> _Written problem_
Exclude the pictures and reproduce the remaining data exactly as written.

● ● ● ● ● ● ●

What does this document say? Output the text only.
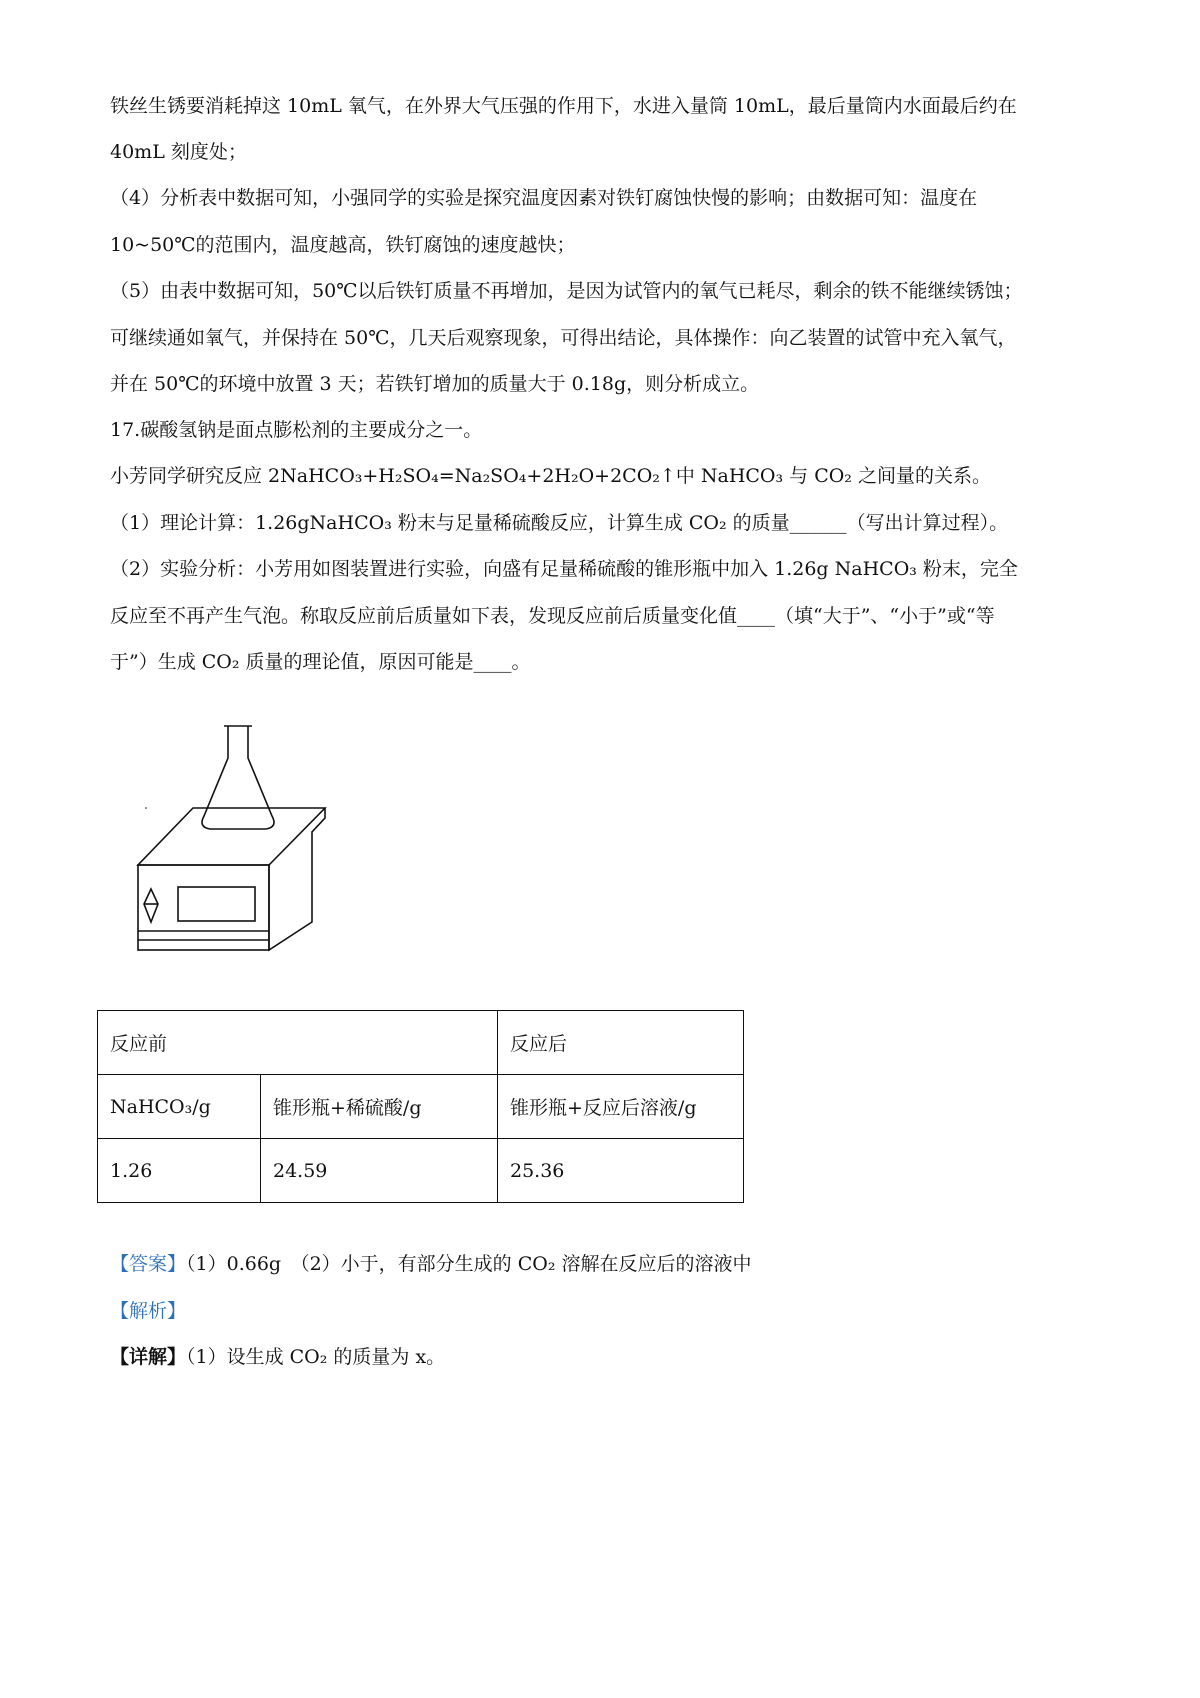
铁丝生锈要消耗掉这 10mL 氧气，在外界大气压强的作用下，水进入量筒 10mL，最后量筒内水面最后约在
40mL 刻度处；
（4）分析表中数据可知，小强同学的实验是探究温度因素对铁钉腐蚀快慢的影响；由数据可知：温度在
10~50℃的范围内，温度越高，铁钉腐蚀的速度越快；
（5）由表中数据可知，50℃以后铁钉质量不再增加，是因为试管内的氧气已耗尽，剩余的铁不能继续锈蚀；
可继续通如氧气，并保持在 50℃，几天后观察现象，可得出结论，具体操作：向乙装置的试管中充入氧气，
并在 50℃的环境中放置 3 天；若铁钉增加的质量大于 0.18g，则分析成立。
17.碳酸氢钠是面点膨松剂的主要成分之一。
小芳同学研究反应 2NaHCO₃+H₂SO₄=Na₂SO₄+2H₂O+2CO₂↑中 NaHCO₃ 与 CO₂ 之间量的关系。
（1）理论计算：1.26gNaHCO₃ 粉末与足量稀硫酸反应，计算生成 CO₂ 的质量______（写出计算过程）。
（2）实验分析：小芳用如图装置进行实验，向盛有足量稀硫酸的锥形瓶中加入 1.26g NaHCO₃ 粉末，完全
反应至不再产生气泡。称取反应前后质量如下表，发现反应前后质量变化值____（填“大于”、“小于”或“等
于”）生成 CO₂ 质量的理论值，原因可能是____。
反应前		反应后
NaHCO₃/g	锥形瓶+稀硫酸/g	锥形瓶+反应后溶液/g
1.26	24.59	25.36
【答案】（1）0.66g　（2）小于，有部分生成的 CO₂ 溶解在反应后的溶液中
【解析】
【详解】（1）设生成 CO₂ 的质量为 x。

● ● ● ● ● ● ●

> _Problem solution_
What does this document say? Output the text only.
铁丝生锈要消耗掉这 10mL 氧气，在外界大气压强的作用下，水进入量筒 10mL，最后量筒内水面最后约在
40mL 刻度处；
（4）分析表中数据可知，小强同学的实验是探究温度因素对铁钉腐蚀快慢的影响；由数据可知：温度在
10~50℃的范围内，温度越高，铁钉腐蚀的速度越快；
（5）由表中数据可知，50℃以后铁钉质量不再增加，是因为试管内的氧气已耗尽，剩余的铁不能继续锈蚀；
可继续通如氧气，并保持在 50℃，几天后观察现象，可得出结论，具体操作：向乙装置的试管中充入氧气，
并在 50℃的环境中放置 3 天；若铁钉增加的质量大于 0.18g，则分析成立。
17.碳酸氢钠是面点膨松剂的主要成分之一。
小芳同学研究反应 2NaHCO₃+H₂SO₄=Na₂SO₄+2H₂O+2CO₂↑中 NaHCO₃ 与 CO₂ 之间量的关系。
（1）理论计算：1.26gNaHCO₃ 粉末与足量稀硫酸反应，计算生成 CO₂ 的质量______（写出计算过程）。
（2）实验分析：小芳用如图装置进行实验，向盛有足量稀硫酸的锥形瓶中加入 1.26g NaHCO₃ 粉末，完全
反应至不再产生气泡。称取反应前后质量如下表，发现反应前后质量变化值____（填“大于”、“小于”或“等
于”）生成 CO₂ 质量的理论值，原因可能是____。
反应前		反应后
NaHCO₃/g	锥形瓶+稀硫酸/g	锥形瓶+反应后溶液/g
1.26	24.59	25.36
【答案】（1）0.66g　（2）小于，有部分生成的 CO₂ 溶解在反应后的溶液中
【解析】
【详解】（1）设生成 CO₂ 的质量为 x。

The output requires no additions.